Excerpted data:
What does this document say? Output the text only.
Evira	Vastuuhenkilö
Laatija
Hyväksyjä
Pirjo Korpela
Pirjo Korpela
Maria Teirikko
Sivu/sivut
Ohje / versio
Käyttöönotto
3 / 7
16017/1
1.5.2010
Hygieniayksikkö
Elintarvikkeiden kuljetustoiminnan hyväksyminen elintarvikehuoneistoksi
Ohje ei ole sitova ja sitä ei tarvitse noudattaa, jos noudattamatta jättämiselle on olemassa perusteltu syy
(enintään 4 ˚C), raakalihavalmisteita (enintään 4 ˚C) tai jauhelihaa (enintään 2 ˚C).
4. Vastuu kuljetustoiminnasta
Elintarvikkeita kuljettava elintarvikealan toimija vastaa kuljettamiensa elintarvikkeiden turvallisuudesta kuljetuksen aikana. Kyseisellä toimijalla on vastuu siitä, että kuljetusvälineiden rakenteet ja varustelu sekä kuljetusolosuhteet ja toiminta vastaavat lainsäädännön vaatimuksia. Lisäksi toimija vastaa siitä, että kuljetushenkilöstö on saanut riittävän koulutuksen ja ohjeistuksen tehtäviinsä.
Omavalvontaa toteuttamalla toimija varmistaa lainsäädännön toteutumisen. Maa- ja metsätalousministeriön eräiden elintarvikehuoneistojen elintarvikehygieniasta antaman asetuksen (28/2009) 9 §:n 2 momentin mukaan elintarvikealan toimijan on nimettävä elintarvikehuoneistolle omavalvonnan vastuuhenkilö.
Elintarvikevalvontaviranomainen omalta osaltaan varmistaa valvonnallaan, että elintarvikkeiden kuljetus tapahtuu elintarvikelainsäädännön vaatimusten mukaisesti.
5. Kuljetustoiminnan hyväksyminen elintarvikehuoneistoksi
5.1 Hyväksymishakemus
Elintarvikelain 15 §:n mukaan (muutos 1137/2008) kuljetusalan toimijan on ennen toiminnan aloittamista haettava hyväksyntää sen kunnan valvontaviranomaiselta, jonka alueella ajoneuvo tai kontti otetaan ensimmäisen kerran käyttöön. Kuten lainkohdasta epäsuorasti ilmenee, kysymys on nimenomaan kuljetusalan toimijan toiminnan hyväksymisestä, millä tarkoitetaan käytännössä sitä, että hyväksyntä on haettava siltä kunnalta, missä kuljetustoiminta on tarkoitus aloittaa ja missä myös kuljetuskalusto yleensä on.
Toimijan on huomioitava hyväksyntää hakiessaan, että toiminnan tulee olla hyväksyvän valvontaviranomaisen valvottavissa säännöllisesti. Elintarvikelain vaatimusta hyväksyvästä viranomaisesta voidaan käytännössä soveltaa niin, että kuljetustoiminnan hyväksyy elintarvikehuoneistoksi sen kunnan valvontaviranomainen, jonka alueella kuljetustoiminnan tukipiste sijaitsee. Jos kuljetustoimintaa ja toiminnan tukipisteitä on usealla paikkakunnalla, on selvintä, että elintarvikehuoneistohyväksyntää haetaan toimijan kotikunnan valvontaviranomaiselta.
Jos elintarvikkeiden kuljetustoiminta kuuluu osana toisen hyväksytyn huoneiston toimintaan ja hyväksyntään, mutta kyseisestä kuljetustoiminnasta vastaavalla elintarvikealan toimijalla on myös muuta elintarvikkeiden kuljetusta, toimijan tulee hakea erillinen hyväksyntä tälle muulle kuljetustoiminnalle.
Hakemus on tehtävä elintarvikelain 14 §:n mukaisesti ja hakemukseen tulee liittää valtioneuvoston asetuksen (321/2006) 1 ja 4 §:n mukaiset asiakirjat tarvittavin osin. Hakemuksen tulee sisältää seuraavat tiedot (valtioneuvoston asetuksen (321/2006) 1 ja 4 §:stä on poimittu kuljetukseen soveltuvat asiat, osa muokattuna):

==

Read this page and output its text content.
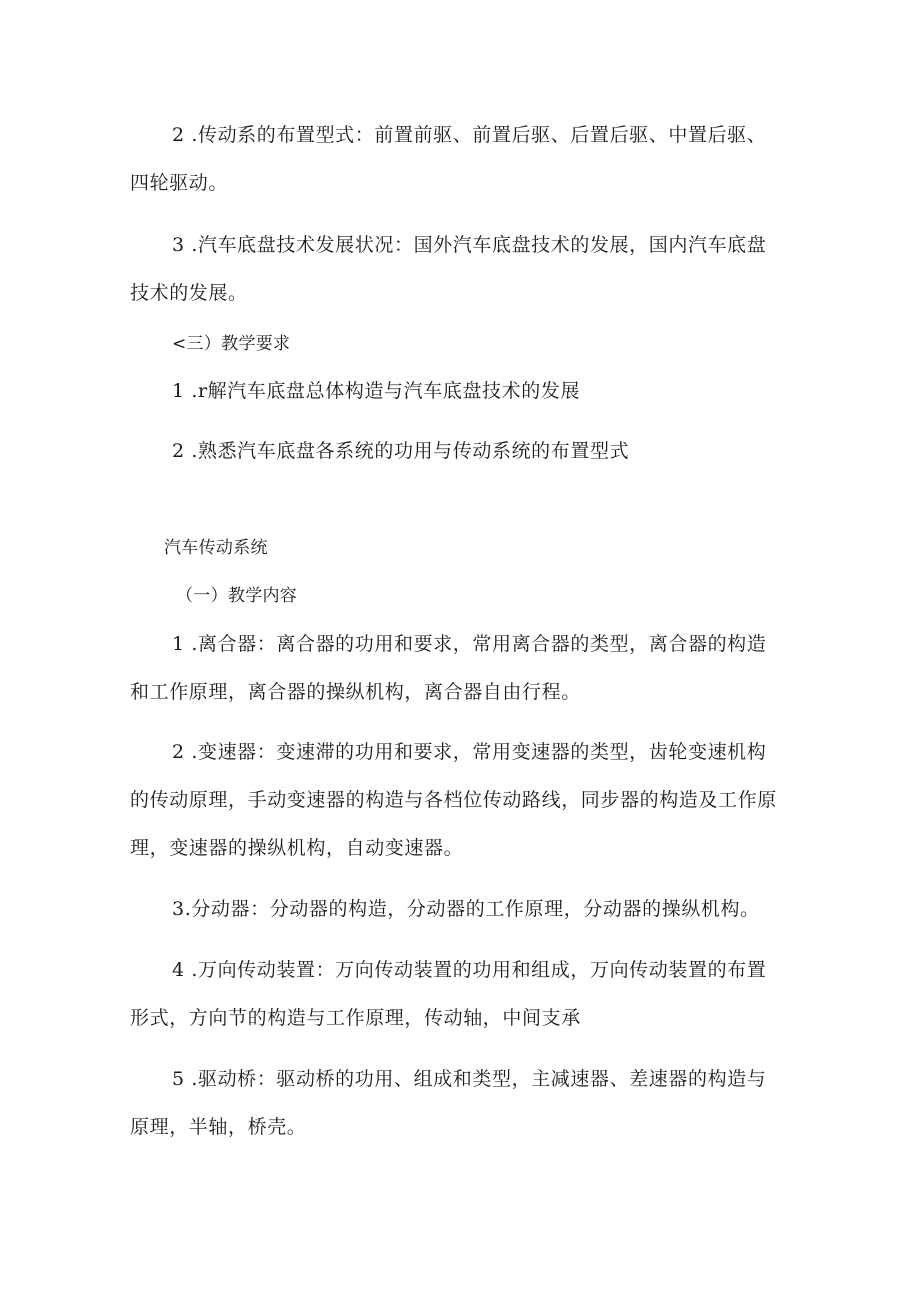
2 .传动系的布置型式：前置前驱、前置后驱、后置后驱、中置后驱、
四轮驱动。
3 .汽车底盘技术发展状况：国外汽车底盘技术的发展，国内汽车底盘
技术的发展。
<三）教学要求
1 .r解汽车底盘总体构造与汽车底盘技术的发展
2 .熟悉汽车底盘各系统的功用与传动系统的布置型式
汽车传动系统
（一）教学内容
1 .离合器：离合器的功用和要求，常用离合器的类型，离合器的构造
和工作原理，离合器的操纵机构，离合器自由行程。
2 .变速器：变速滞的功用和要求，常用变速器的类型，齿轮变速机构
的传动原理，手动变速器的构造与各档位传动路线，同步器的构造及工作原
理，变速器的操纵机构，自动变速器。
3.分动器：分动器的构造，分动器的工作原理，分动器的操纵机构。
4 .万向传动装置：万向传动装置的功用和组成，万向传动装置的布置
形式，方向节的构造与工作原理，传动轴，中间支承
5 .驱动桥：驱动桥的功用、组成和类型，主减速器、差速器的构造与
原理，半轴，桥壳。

Stated problem:
Only the number is wanted: how many lines of the material above include the word "text"?

Task output:
2